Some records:

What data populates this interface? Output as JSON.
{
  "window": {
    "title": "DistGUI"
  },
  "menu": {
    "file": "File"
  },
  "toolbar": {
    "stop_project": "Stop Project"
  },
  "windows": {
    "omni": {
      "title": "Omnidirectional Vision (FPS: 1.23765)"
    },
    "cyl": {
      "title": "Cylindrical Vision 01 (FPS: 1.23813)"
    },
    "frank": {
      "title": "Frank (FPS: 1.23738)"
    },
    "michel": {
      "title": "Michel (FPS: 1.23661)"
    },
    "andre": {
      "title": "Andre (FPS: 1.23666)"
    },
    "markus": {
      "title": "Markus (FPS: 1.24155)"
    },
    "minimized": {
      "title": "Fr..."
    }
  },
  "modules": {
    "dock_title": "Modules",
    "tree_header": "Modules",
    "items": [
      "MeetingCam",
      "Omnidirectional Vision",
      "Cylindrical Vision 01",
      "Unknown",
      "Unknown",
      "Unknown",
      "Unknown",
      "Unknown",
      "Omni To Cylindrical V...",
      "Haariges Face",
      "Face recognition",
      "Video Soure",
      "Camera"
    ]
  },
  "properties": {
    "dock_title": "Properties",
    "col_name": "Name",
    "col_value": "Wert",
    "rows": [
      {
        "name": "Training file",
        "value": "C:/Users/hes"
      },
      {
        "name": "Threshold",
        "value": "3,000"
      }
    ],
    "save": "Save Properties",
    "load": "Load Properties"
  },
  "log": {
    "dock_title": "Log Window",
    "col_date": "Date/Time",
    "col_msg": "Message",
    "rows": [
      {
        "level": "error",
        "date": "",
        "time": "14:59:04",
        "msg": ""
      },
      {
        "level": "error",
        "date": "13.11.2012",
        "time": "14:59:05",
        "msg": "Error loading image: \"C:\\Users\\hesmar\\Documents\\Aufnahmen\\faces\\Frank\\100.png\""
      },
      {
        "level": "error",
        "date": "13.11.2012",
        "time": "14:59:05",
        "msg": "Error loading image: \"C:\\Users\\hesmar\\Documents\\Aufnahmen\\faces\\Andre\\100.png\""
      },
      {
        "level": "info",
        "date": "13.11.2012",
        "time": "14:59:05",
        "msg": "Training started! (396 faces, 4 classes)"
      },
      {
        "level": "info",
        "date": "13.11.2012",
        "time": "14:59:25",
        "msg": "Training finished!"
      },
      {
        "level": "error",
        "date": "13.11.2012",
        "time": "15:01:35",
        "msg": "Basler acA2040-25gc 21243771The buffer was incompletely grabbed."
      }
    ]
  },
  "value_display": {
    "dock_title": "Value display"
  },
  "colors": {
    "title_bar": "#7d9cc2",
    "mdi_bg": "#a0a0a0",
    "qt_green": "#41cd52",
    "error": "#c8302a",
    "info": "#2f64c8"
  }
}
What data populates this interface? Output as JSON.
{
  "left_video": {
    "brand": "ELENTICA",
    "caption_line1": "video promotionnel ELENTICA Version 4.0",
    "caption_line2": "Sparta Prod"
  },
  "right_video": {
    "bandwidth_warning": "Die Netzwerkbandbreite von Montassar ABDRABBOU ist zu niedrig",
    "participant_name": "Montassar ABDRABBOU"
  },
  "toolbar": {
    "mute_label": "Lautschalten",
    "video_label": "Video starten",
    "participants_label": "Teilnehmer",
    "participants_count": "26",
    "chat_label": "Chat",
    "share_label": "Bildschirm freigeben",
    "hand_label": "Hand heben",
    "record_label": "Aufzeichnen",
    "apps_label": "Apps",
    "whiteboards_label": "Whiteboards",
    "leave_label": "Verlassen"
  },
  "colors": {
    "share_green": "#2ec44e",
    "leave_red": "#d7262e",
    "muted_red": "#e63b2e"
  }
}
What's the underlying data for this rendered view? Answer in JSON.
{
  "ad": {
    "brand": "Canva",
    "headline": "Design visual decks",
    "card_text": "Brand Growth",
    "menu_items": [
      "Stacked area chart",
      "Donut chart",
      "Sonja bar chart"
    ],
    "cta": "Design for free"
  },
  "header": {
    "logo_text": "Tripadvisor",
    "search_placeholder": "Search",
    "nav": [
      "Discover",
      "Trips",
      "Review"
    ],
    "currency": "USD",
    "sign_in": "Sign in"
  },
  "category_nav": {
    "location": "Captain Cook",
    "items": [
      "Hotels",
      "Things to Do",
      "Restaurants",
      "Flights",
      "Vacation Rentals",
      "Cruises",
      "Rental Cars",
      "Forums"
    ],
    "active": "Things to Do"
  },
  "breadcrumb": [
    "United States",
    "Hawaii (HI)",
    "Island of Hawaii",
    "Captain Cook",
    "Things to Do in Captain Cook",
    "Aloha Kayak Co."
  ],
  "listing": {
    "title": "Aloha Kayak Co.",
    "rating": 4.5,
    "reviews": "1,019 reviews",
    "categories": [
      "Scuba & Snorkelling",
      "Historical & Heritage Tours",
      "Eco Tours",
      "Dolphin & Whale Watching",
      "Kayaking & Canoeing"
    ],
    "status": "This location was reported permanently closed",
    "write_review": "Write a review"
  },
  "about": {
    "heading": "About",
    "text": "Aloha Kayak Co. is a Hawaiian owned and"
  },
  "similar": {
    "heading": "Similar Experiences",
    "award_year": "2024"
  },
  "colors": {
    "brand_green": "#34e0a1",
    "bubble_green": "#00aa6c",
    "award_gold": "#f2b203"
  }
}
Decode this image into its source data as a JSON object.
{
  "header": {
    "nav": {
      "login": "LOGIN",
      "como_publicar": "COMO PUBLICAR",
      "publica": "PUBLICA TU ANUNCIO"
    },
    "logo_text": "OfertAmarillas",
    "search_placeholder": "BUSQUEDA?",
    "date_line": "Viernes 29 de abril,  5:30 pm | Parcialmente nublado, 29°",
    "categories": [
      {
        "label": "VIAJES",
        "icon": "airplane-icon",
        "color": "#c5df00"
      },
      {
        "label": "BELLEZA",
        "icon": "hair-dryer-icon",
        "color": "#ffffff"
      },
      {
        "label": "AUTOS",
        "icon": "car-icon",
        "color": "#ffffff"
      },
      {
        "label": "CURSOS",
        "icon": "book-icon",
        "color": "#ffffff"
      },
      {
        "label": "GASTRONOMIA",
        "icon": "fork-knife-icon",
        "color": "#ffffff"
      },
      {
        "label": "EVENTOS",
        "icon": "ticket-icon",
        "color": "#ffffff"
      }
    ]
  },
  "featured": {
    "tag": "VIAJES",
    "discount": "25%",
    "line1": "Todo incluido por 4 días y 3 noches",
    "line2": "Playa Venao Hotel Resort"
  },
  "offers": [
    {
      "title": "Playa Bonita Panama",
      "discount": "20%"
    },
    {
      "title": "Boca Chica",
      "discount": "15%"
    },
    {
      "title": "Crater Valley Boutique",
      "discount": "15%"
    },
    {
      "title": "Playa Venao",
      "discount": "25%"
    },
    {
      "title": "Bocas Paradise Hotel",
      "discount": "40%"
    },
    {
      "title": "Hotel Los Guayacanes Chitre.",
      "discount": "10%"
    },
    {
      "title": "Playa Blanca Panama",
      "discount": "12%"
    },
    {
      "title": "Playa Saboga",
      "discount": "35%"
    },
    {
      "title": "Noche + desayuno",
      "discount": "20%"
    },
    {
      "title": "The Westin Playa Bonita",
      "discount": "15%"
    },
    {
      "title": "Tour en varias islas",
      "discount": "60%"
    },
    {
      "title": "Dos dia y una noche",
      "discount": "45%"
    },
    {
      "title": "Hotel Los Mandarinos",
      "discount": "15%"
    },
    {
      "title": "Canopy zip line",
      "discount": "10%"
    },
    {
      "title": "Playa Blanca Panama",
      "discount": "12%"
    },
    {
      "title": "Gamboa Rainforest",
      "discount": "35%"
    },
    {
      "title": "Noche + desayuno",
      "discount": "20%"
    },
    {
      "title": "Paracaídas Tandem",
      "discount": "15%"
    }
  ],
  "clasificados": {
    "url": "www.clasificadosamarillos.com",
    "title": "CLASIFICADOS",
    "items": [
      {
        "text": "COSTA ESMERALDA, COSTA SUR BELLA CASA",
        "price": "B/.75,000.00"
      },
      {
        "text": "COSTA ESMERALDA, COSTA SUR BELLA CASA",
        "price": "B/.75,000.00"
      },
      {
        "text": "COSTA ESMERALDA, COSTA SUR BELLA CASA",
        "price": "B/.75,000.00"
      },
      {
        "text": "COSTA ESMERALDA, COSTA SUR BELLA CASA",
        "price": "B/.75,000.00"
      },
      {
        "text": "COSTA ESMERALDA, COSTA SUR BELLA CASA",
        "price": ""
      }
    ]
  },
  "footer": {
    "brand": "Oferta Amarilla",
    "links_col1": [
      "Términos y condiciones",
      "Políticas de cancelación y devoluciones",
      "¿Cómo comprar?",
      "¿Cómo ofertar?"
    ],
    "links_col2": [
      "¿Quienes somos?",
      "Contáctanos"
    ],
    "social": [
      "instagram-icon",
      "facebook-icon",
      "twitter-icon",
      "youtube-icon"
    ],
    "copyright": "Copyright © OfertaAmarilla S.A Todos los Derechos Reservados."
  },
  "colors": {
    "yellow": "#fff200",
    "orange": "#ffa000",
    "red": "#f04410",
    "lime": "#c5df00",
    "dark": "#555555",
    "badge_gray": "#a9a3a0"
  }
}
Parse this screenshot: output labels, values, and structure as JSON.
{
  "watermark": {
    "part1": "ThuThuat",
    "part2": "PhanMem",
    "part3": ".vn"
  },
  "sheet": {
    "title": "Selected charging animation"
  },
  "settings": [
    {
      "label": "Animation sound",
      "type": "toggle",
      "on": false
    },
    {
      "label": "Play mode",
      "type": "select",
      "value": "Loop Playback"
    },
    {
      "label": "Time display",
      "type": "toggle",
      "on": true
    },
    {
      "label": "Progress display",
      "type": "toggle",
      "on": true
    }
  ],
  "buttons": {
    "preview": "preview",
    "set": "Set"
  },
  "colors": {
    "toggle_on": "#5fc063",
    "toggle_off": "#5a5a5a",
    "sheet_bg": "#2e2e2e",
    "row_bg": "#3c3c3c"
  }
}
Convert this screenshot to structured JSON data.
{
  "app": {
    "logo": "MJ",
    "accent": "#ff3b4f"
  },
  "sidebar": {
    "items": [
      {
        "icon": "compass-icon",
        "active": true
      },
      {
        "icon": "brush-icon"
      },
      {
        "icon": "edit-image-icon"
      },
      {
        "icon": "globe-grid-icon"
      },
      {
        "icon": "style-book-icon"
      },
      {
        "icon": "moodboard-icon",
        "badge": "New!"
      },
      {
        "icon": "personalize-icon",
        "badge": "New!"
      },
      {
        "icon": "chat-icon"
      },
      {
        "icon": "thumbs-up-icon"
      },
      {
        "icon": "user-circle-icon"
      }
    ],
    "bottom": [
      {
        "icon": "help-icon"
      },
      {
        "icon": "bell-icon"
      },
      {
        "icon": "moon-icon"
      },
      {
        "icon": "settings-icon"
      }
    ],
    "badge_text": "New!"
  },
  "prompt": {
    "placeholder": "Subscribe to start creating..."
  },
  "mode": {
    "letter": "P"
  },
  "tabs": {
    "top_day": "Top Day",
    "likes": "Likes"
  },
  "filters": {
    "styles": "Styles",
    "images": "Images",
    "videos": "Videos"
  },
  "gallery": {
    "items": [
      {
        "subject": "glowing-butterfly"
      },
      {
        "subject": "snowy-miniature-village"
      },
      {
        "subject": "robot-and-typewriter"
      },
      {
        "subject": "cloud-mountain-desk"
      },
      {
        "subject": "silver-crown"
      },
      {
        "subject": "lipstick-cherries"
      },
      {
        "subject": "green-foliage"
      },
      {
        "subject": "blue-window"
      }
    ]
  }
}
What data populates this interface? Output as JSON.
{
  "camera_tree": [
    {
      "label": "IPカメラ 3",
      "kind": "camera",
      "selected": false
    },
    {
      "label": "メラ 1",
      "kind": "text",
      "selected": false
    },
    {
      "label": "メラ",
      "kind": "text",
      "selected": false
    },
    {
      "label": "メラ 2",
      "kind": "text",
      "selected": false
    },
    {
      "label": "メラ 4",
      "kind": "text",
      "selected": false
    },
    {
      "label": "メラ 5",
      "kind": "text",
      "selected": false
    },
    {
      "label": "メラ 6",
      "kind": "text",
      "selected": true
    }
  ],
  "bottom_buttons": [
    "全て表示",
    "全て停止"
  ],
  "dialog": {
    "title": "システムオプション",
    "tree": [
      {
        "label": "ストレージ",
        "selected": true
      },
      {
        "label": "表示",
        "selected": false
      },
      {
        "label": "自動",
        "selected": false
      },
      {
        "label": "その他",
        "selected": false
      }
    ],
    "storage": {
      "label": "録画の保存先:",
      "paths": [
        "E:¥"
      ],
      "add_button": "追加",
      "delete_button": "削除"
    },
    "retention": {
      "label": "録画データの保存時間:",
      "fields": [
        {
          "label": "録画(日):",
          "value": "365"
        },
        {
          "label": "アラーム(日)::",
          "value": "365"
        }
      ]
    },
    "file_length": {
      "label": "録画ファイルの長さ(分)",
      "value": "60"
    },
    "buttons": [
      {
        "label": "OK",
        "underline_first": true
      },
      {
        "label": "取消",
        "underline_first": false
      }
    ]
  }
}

→ **REQUEST**: For the string "screenshot", count the lines of the entries above that include it; answer with the number only.

→ **WORKED SOLUTION**: 2